-------- Extracto de página

Al morir Cormac DiThon, Bram se iba a convertir en el lord de Thonvil, aunque en la práctica llevaba mucho tiempo ocupándose de las tierras de la familia y de los aldeanos. Aquello era sólo una formalidad. Esa misma tarde, su tío Guerrand le confiesa la realidad: por sus venas corre la sangre de los tuatha dundarael o duendes. Sólo hay una persona que puede contestarle a todas esas preguntas: el rey Weador. Bram se prepara para pasar una temporada lejos de sus tierras, en los reinos feéricos. Y mientras el rey Weador le dice que busque a Prímula, su madre, que vive en las montañas cercanas a Qualinesti, Guerrand, Kirah y un gnomo cuidan del castillo y los alrededores.

----------------
-------- Material proporcionado

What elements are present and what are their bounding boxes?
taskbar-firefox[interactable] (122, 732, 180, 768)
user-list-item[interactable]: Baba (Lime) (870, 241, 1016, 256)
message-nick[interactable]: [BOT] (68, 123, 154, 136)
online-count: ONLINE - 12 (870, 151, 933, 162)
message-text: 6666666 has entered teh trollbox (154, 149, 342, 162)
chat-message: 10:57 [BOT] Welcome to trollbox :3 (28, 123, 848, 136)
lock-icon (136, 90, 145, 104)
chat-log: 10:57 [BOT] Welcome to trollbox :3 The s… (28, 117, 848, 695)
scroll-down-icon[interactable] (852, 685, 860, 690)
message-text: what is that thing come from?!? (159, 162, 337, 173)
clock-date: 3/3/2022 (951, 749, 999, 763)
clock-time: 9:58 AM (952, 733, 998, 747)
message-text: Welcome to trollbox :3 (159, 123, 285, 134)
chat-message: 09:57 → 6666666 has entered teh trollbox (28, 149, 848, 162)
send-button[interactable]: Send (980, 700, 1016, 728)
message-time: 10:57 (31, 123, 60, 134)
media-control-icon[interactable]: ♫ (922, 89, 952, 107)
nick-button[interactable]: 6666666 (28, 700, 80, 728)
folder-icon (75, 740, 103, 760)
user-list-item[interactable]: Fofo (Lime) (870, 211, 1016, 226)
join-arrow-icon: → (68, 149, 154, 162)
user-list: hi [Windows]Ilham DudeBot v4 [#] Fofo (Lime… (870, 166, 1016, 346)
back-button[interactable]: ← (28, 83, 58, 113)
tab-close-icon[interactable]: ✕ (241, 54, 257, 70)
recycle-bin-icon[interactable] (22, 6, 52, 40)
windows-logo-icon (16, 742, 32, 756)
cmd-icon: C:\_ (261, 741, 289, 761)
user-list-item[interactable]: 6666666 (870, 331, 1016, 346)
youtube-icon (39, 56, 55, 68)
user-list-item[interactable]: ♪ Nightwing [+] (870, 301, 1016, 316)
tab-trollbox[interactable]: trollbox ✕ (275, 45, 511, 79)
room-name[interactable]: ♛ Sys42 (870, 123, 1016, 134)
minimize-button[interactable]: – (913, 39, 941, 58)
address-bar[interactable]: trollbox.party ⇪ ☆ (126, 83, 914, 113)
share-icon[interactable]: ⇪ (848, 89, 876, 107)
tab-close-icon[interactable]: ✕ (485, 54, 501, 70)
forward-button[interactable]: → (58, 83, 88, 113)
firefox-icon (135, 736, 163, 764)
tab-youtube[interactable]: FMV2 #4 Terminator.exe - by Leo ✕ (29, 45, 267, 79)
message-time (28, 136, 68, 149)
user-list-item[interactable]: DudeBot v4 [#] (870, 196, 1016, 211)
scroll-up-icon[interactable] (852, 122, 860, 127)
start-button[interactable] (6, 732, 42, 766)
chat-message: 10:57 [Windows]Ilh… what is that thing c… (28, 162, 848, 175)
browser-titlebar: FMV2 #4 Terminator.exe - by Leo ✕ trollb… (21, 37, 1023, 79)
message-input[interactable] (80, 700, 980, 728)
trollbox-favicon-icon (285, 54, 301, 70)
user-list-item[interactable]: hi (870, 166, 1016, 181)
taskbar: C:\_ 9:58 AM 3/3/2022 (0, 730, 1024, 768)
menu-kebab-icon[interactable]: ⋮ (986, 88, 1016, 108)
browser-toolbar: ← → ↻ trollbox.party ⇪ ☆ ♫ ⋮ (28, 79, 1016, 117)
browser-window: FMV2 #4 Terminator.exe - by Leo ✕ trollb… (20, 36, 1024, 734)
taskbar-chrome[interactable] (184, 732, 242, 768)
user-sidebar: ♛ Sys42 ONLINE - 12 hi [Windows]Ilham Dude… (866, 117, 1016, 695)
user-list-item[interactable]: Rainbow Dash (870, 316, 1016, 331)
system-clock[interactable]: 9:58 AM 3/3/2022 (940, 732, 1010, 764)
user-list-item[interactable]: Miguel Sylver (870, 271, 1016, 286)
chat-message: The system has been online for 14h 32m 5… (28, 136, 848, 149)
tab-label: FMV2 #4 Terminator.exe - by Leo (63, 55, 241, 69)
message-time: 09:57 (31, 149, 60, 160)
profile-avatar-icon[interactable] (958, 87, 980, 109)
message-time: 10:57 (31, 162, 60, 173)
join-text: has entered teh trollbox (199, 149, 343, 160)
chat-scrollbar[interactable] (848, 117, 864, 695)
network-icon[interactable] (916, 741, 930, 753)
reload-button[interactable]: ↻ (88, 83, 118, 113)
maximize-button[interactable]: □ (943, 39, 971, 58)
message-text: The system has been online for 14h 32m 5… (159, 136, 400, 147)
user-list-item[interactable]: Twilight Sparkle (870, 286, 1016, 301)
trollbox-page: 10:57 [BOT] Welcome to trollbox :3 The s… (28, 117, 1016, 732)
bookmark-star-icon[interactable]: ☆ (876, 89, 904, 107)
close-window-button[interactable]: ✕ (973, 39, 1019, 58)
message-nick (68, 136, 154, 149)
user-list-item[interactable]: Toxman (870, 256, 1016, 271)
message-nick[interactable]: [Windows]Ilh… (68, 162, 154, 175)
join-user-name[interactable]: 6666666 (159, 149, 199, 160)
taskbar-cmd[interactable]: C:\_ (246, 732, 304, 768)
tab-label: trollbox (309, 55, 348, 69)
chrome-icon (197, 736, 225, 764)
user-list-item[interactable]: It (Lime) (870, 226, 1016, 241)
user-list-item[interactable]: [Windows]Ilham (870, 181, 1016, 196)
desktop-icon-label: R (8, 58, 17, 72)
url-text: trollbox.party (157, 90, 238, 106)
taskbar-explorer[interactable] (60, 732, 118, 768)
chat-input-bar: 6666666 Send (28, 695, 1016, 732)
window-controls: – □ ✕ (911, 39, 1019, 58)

----------------

Tarea por realizar → Copie textualmente el pasaje del extracto sobre Bram que comienza en "Al morir Cormac" y termina en "y los alrededores.", ambos fragmentos incluidos.

Ejercicio resuelto →
Al morir Cormac DiThon, Bram se iba a convertir en el lord de Thonvil, aunque en la práctica llevaba mucho tiempo ocupándose de las tierras de la familia y de los aldeanos. Aquello era sólo una formalidad. Esa misma tarde, su tío Guerrand le confiesa la realidad: por sus venas corre la sangre de los tuatha dundarael o duendes. Sólo hay una persona que puede contestarle a todas esas preguntas: el rey Weador. Bram se prepara para pasar una temporada lejos de sus tierras, en los reinos feéricos. Y mientras el rey Weador le dice que busque a Prímula, su madre, que vive en las montañas cercanas a Qualinesti, Guerrand, Kirah y un gnomo cuidan del castillo y los alrededores.